§ **Problem details**
Give every line below again, exactly.

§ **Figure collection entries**
%%
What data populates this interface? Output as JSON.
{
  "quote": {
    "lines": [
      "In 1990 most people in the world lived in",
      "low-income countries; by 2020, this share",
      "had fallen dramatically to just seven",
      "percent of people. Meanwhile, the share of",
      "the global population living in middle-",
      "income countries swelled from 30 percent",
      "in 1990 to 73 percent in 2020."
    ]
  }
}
%%
§ **The solution**
What data populates this interface? Output as JSON.
{
  "quote": {
    "lines": [
      "In 1990 most people in the world lived in",
      "low-income countries; by 2020, this share",
      "had fallen dramatically to just seven",
      "percent of people. Meanwhile, the share of",
      "the global population living in middle-",
      "income countries swelled from 30 percent",
      "in 1990 to 73 percent in 2020."
    ]
  }
}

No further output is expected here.